# Goal:
Search the records for the word "date" and pick out every line that has it.

# Dataset content:
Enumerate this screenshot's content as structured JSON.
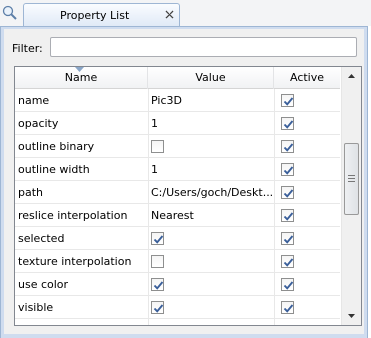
{
  "tab": {
    "title": "Property List"
  },
  "filter": {
    "label": "Filter:",
    "value": "",
    "placeholder": ""
  },
  "table": {
    "columns": [
      "Name",
      "Value",
      "Active"
    ],
    "rows": [
      {
        "name": "name",
        "value_text": "Pic3D",
        "value_checkbox": null,
        "active": true
      },
      {
        "name": "opacity",
        "value_text": "1",
        "value_checkbox": null,
        "active": true
      },
      {
        "name": "outline binary",
        "value_text": "",
        "value_checkbox": false,
        "active": true
      },
      {
        "name": "outline width",
        "value_text": "1",
        "value_checkbox": null,
        "active": true
      },
      {
        "name": "path",
        "value_text": "C:/Users/goch/Deskt...",
        "value_checkbox": null,
        "active": true
      },
      {
        "name": "reslice interpolation",
        "value_text": "Nearest",
        "value_checkbox": null,
        "active": true
      },
      {
        "name": "selected",
        "value_text": "",
        "value_checkbox": true,
        "active": true
      },
      {
        "name": "texture interpolation",
        "value_text": "",
        "value_checkbox": false,
        "active": true
      },
      {
        "name": "use color",
        "value_text": "",
        "value_checkbox": true,
        "active": true
      },
      {
        "name": "visible",
        "value_text": "",
        "value_checkbox": true,
        "active": true
      }
    ]
  },
  "icons": {
    "search": "search-icon",
    "close": "close-icon",
    "sort": "sort-arrow-icon"
  },
  "colors": {
    "accent": "#9eb6d4",
    "panel_bg": "#cfdcef",
    "check": "#3a5f9a"
  }
}
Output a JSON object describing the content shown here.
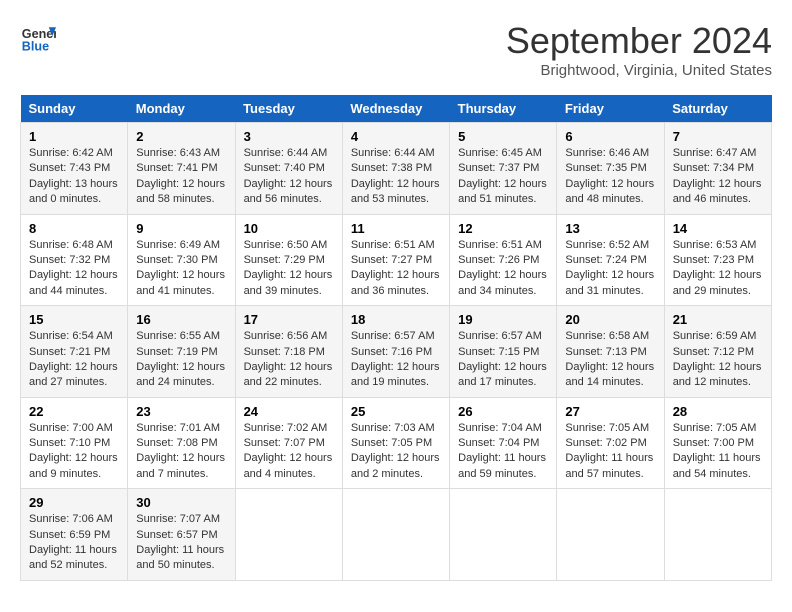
{
  "header": {
    "logo_text_general": "General",
    "logo_text_blue": "Blue",
    "month_title": "September 2024",
    "location": "Brightwood, Virginia, United States"
  },
  "calendar": {
    "weekdays": [
      "Sunday",
      "Monday",
      "Tuesday",
      "Wednesday",
      "Thursday",
      "Friday",
      "Saturday"
    ],
    "weeks": [
      [
        {
          "day": "1",
          "sunrise": "6:42 AM",
          "sunset": "7:43 PM",
          "daylight": "13 hours and 0 minutes."
        },
        {
          "day": "2",
          "sunrise": "6:43 AM",
          "sunset": "7:41 PM",
          "daylight": "12 hours and 58 minutes."
        },
        {
          "day": "3",
          "sunrise": "6:44 AM",
          "sunset": "7:40 PM",
          "daylight": "12 hours and 56 minutes."
        },
        {
          "day": "4",
          "sunrise": "6:44 AM",
          "sunset": "7:38 PM",
          "daylight": "12 hours and 53 minutes."
        },
        {
          "day": "5",
          "sunrise": "6:45 AM",
          "sunset": "7:37 PM",
          "daylight": "12 hours and 51 minutes."
        },
        {
          "day": "6",
          "sunrise": "6:46 AM",
          "sunset": "7:35 PM",
          "daylight": "12 hours and 48 minutes."
        },
        {
          "day": "7",
          "sunrise": "6:47 AM",
          "sunset": "7:34 PM",
          "daylight": "12 hours and 46 minutes."
        }
      ],
      [
        {
          "day": "8",
          "sunrise": "6:48 AM",
          "sunset": "7:32 PM",
          "daylight": "12 hours and 44 minutes."
        },
        {
          "day": "9",
          "sunrise": "6:49 AM",
          "sunset": "7:30 PM",
          "daylight": "12 hours and 41 minutes."
        },
        {
          "day": "10",
          "sunrise": "6:50 AM",
          "sunset": "7:29 PM",
          "daylight": "12 hours and 39 minutes."
        },
        {
          "day": "11",
          "sunrise": "6:51 AM",
          "sunset": "7:27 PM",
          "daylight": "12 hours and 36 minutes."
        },
        {
          "day": "12",
          "sunrise": "6:51 AM",
          "sunset": "7:26 PM",
          "daylight": "12 hours and 34 minutes."
        },
        {
          "day": "13",
          "sunrise": "6:52 AM",
          "sunset": "7:24 PM",
          "daylight": "12 hours and 31 minutes."
        },
        {
          "day": "14",
          "sunrise": "6:53 AM",
          "sunset": "7:23 PM",
          "daylight": "12 hours and 29 minutes."
        }
      ],
      [
        {
          "day": "15",
          "sunrise": "6:54 AM",
          "sunset": "7:21 PM",
          "daylight": "12 hours and 27 minutes."
        },
        {
          "day": "16",
          "sunrise": "6:55 AM",
          "sunset": "7:19 PM",
          "daylight": "12 hours and 24 minutes."
        },
        {
          "day": "17",
          "sunrise": "6:56 AM",
          "sunset": "7:18 PM",
          "daylight": "12 hours and 22 minutes."
        },
        {
          "day": "18",
          "sunrise": "6:57 AM",
          "sunset": "7:16 PM",
          "daylight": "12 hours and 19 minutes."
        },
        {
          "day": "19",
          "sunrise": "6:57 AM",
          "sunset": "7:15 PM",
          "daylight": "12 hours and 17 minutes."
        },
        {
          "day": "20",
          "sunrise": "6:58 AM",
          "sunset": "7:13 PM",
          "daylight": "12 hours and 14 minutes."
        },
        {
          "day": "21",
          "sunrise": "6:59 AM",
          "sunset": "7:12 PM",
          "daylight": "12 hours and 12 minutes."
        }
      ],
      [
        {
          "day": "22",
          "sunrise": "7:00 AM",
          "sunset": "7:10 PM",
          "daylight": "12 hours and 9 minutes."
        },
        {
          "day": "23",
          "sunrise": "7:01 AM",
          "sunset": "7:08 PM",
          "daylight": "12 hours and 7 minutes."
        },
        {
          "day": "24",
          "sunrise": "7:02 AM",
          "sunset": "7:07 PM",
          "daylight": "12 hours and 4 minutes."
        },
        {
          "day": "25",
          "sunrise": "7:03 AM",
          "sunset": "7:05 PM",
          "daylight": "12 hours and 2 minutes."
        },
        {
          "day": "26",
          "sunrise": "7:04 AM",
          "sunset": "7:04 PM",
          "daylight": "11 hours and 59 minutes."
        },
        {
          "day": "27",
          "sunrise": "7:05 AM",
          "sunset": "7:02 PM",
          "daylight": "11 hours and 57 minutes."
        },
        {
          "day": "28",
          "sunrise": "7:05 AM",
          "sunset": "7:00 PM",
          "daylight": "11 hours and 54 minutes."
        }
      ],
      [
        {
          "day": "29",
          "sunrise": "7:06 AM",
          "sunset": "6:59 PM",
          "daylight": "11 hours and 52 minutes."
        },
        {
          "day": "30",
          "sunrise": "7:07 AM",
          "sunset": "6:57 PM",
          "daylight": "11 hours and 50 minutes."
        },
        null,
        null,
        null,
        null,
        null
      ]
    ]
  }
}
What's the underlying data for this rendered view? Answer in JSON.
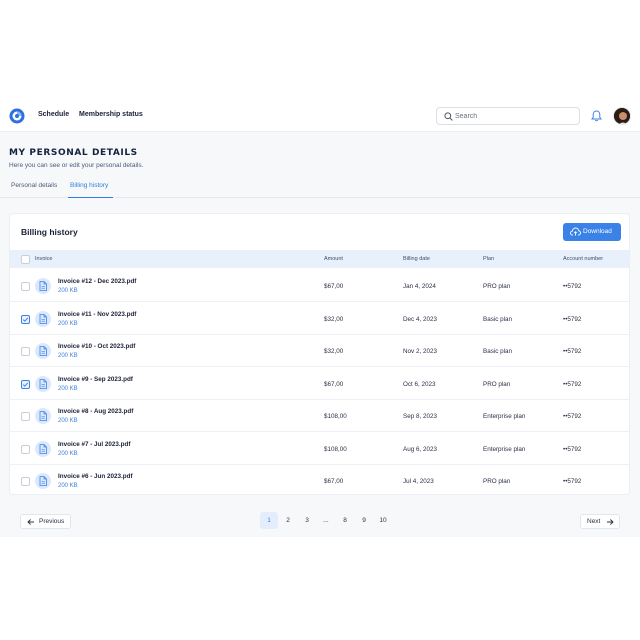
{
  "nav": {
    "links": [
      "Schedule",
      "Membership status"
    ],
    "search_placeholder": "Search"
  },
  "page": {
    "title": "MY PERSONAL DETAILS",
    "subtitle": "Here you can see or edit your personal details.",
    "tabs": [
      {
        "label": "Personal details",
        "active": false
      },
      {
        "label": "Billing history",
        "active": true
      }
    ]
  },
  "billing": {
    "title": "Billing history",
    "download_label": "Download",
    "columns": [
      "Invoice",
      "Amount",
      "Billing date",
      "Plan",
      "Account number"
    ],
    "rows": [
      {
        "name": "Invoice #12 - Dec 2023.pdf",
        "size": "200 KB",
        "amount": "$67,00",
        "date": "Jan 4, 2024",
        "plan": "PRO plan",
        "account": "••5792",
        "checked": false
      },
      {
        "name": "Invoice #11 - Nov 2023.pdf",
        "size": "200 KB",
        "amount": "$32,00",
        "date": "Dec 4, 2023",
        "plan": "Basic plan",
        "account": "••5792",
        "checked": true
      },
      {
        "name": "Invoice #10 - Oct 2023.pdf",
        "size": "200 KB",
        "amount": "$32,00",
        "date": "Nov 2, 2023",
        "plan": "Basic plan",
        "account": "••5792",
        "checked": false
      },
      {
        "name": "Invoice #9 - Sep 2023.pdf",
        "size": "200 KB",
        "amount": "$67,00",
        "date": "Oct 6, 2023",
        "plan": "PRO plan",
        "account": "••5792",
        "checked": true
      },
      {
        "name": "Invoice #8 - Aug 2023.pdf",
        "size": "200 KB",
        "amount": "$108,00",
        "date": "Sep 8, 2023",
        "plan": "Enterprise plan",
        "account": "••5792",
        "checked": false
      },
      {
        "name": "Invoice #7 - Jul 2023.pdf",
        "size": "200 KB",
        "amount": "$108,00",
        "date": "Aug 6, 2023",
        "plan": "Enterprise plan",
        "account": "••5792",
        "checked": false
      },
      {
        "name": "Invoice #6 - Jun 2023.pdf",
        "size": "200 KB",
        "amount": "$67,00",
        "date": "Jul 4, 2023",
        "plan": "PRO plan",
        "account": "••5792",
        "checked": false
      }
    ]
  },
  "pagination": {
    "previous_label": "Previous",
    "next_label": "Next",
    "pages": [
      "1",
      "2",
      "3",
      "...",
      "8",
      "9",
      "10"
    ],
    "current": "1"
  },
  "colors": {
    "accent": "#3b82e8",
    "title": "#12233f",
    "header_bg": "#e8f0fc"
  },
  "icons": {
    "logo": "logo-icon",
    "search": "search-icon",
    "notifications": "bell-icon",
    "download": "cloud-upload-icon",
    "file": "document-icon",
    "previous": "arrow-left-icon",
    "next": "arrow-right-icon"
  }
}
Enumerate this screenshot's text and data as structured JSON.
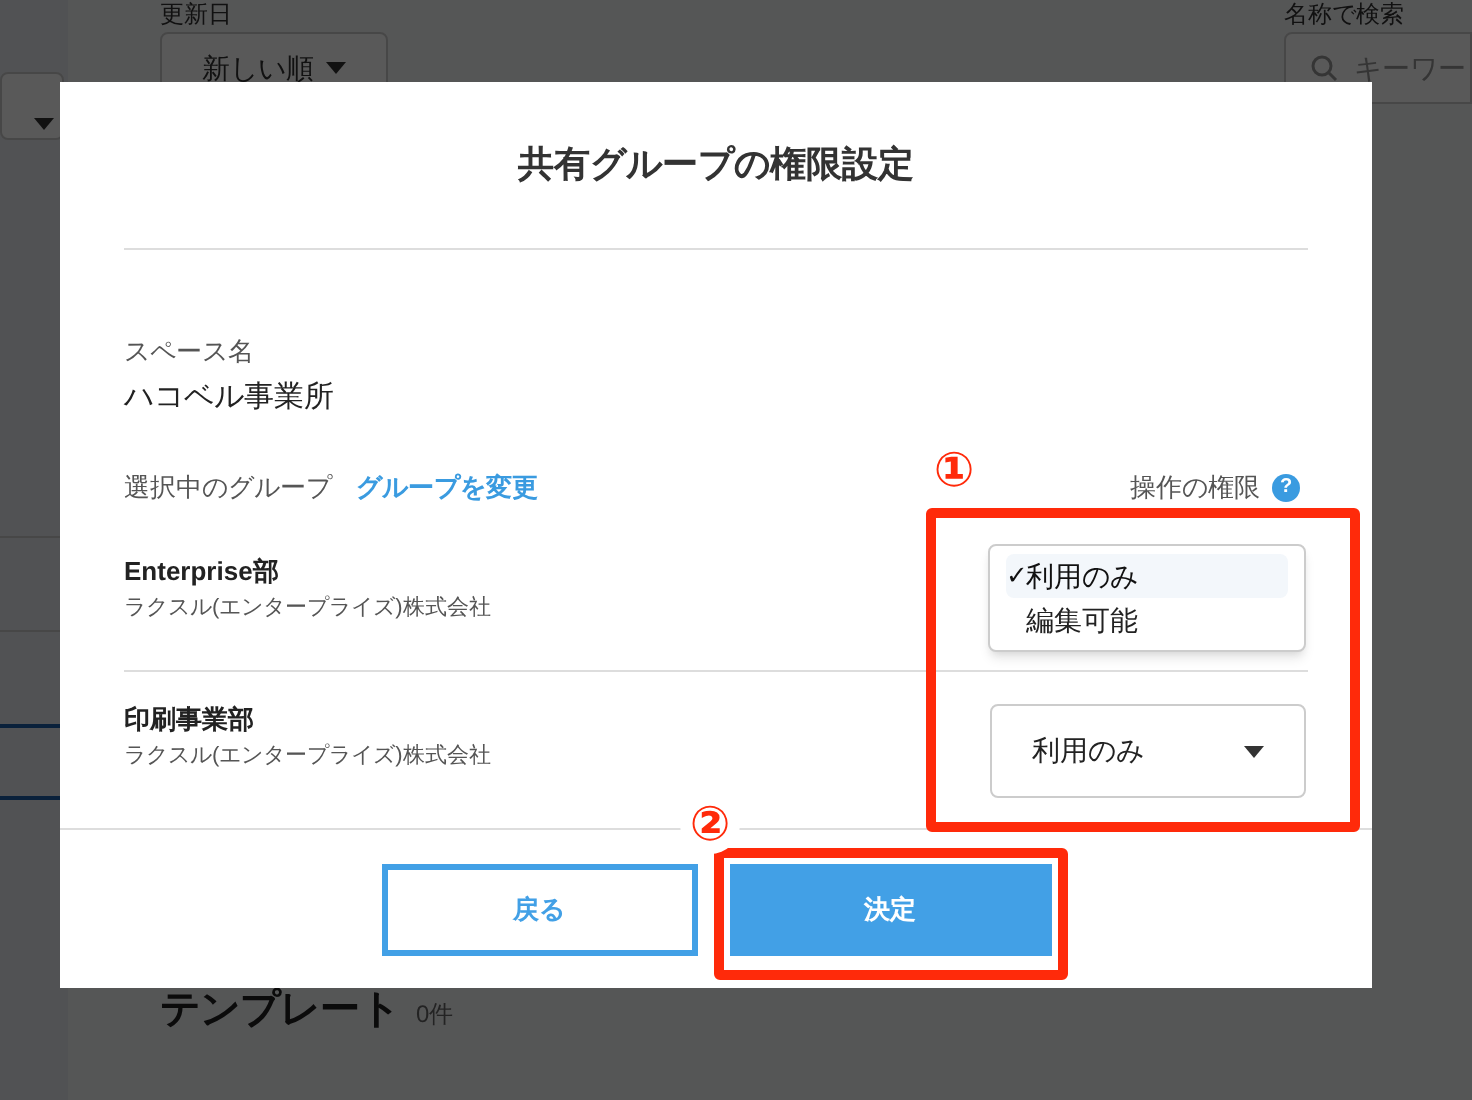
{
  "background": {
    "sort_label": "更新日",
    "sort_value": "新しい順",
    "search_label": "名称で検索",
    "search_placeholder": "キーワー",
    "section_title": "テンプレート",
    "section_count": "0件"
  },
  "dialog": {
    "title": "共有グループの権限設定",
    "space_label": "スペース名",
    "space_name": "ハコベル事業所",
    "group_label": "選択中のグループ",
    "change_link": "グループを変更",
    "permission_label": "操作の権限",
    "help": "?",
    "check": "✓",
    "groups": [
      {
        "name": "Enterprise部",
        "company": "ラクスル(エンタープライズ)株式会社",
        "expanded": true,
        "options": [
          {
            "label": "利用のみ",
            "selected": true
          },
          {
            "label": "編集可能",
            "selected": false
          }
        ]
      },
      {
        "name": "印刷事業部",
        "company": "ラクスル(エンタープライズ)株式会社",
        "expanded": false,
        "value": "利用のみ"
      }
    ],
    "buttons": [
      {
        "label": "戻る",
        "kind": "secondary"
      },
      {
        "label": "決定",
        "kind": "primary"
      }
    ]
  },
  "annotations": [
    {
      "label": "①"
    },
    {
      "label": "②"
    }
  ]
}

# Worked answer:
      "Billing date",
        "date": "Jan 4, 2024",
        "date": "Dec 4, 2023",
        "date": "Nov 2, 2023",
        "date": "Oct 6, 2023",
        "date": "Sep 8, 2023",
        "date": "Aug 6, 2023",
        "date": "Jul 4, 2023",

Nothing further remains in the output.